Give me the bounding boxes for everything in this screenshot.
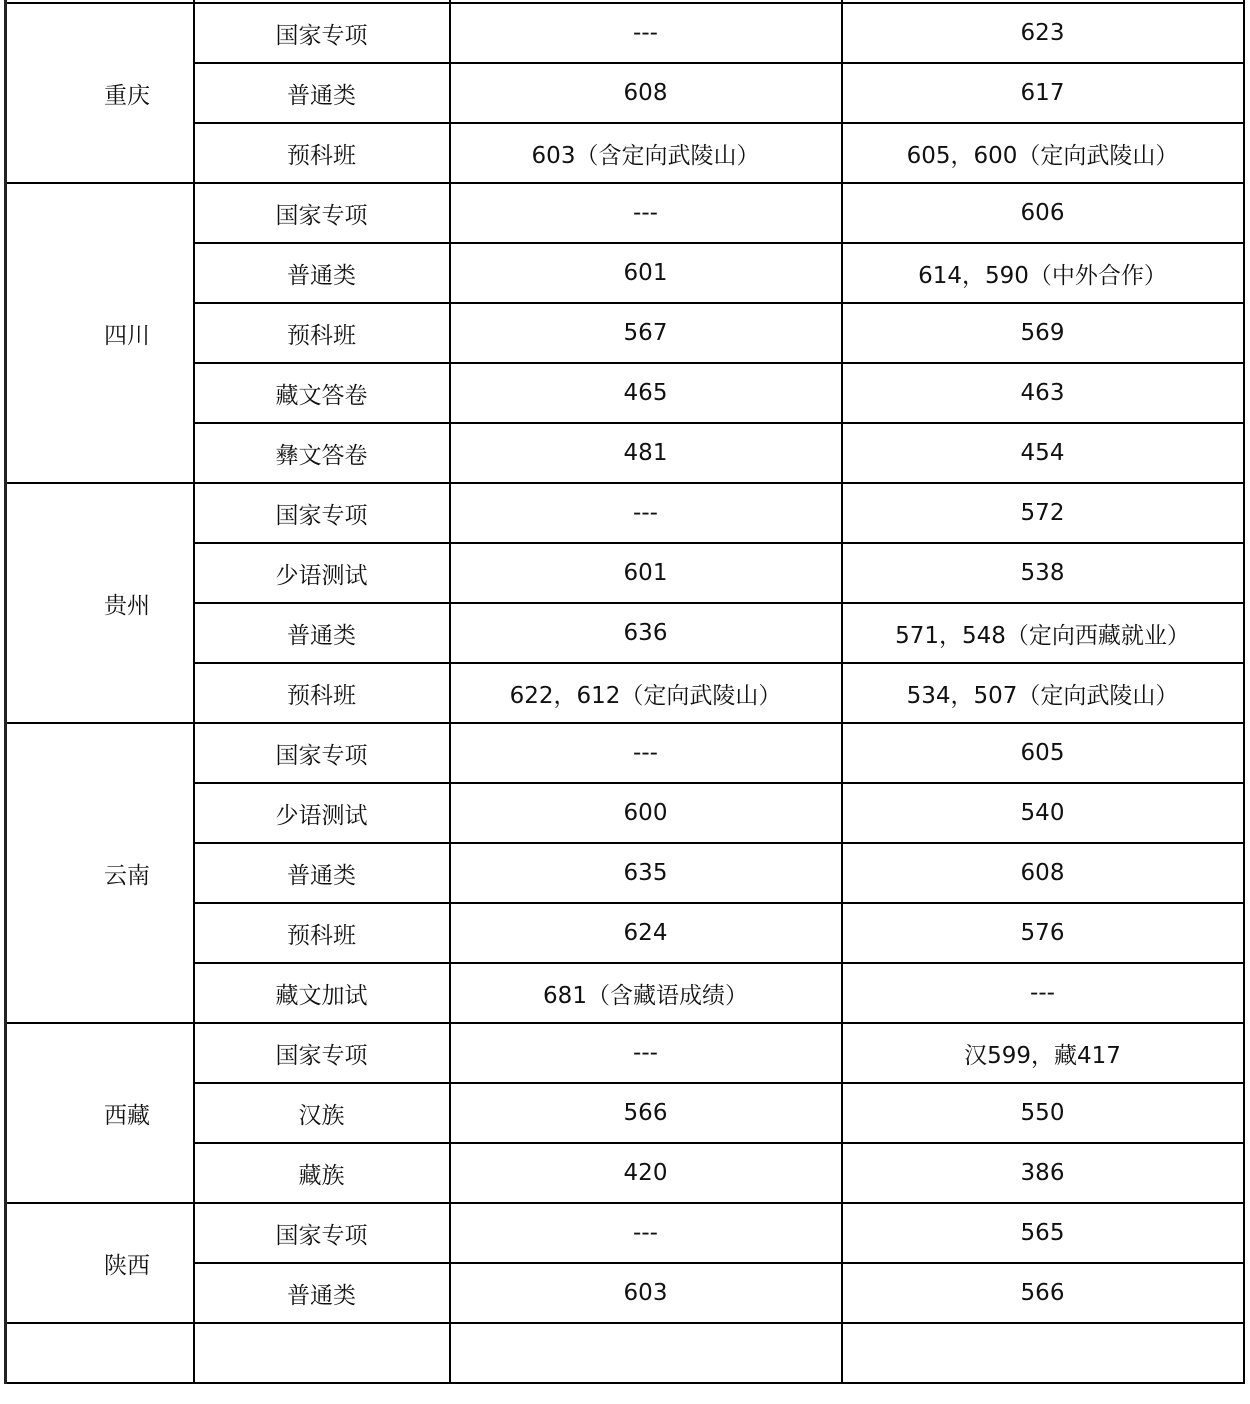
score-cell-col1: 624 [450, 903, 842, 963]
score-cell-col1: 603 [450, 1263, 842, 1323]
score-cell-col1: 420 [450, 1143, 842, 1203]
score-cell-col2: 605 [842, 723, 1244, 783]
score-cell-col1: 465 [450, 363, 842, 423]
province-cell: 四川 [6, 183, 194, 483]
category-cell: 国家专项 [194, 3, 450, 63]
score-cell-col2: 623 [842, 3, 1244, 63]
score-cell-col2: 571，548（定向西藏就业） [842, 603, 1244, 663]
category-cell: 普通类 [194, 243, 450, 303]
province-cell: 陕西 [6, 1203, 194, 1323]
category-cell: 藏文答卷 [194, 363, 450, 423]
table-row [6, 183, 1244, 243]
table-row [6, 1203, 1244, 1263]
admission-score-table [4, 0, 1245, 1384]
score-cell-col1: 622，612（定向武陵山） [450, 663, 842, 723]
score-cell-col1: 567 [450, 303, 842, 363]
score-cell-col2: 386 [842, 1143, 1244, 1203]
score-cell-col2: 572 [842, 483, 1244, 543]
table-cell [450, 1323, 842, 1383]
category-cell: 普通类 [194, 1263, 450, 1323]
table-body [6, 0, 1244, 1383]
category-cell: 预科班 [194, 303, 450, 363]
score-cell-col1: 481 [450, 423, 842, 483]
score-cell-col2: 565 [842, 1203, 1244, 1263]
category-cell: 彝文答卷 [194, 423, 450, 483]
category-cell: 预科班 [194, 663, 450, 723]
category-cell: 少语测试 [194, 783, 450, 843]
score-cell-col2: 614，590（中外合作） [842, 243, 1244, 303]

CHALLENGE | Copy out all of the material above word for word, leaving out the picture.

THE COMPLETED TASK |
Give me the bounding boxes for everything in this screenshot.
score-cell-col1: 624 [450, 903, 842, 963]
score-cell-col1: 603 [450, 1263, 842, 1323]
score-cell-col1: 420 [450, 1143, 842, 1203]
score-cell-col2: 605 [842, 723, 1244, 783]
score-cell-col1: 465 [450, 363, 842, 423]
province-cell: 四川 [6, 183, 194, 483]
category-cell: 国家专项 [194, 3, 450, 63]
score-cell-col2: 623 [842, 3, 1244, 63]
score-cell-col2: 571，548（定向西藏就业） [842, 603, 1244, 663]
category-cell: 普通类 [194, 243, 450, 303]
province-cell: 陕西 [6, 1203, 194, 1323]
category-cell: 藏文答卷 [194, 363, 450, 423]
table-row [6, 183, 1244, 243]
table-row [6, 1203, 1244, 1263]
admission-score-table [4, 0, 1245, 1384]
score-cell-col1: 622，612（定向武陵山） [450, 663, 842, 723]
score-cell-col1: 567 [450, 303, 842, 363]
score-cell-col2: 386 [842, 1143, 1244, 1203]
score-cell-col2: 572 [842, 483, 1244, 543]
table-cell [450, 1323, 842, 1383]
category-cell: 普通类 [194, 1263, 450, 1323]
table-body [6, 0, 1244, 1383]
category-cell: 预科班 [194, 303, 450, 363]
score-cell-col1: 481 [450, 423, 842, 483]
score-cell-col2: 565 [842, 1203, 1244, 1263]
category-cell: 彝文答卷 [194, 423, 450, 483]
category-cell: 预科班 [194, 663, 450, 723]
category-cell: 少语测试 [194, 783, 450, 843]
score-cell-col2: 614，590（中外合作） [842, 243, 1244, 303]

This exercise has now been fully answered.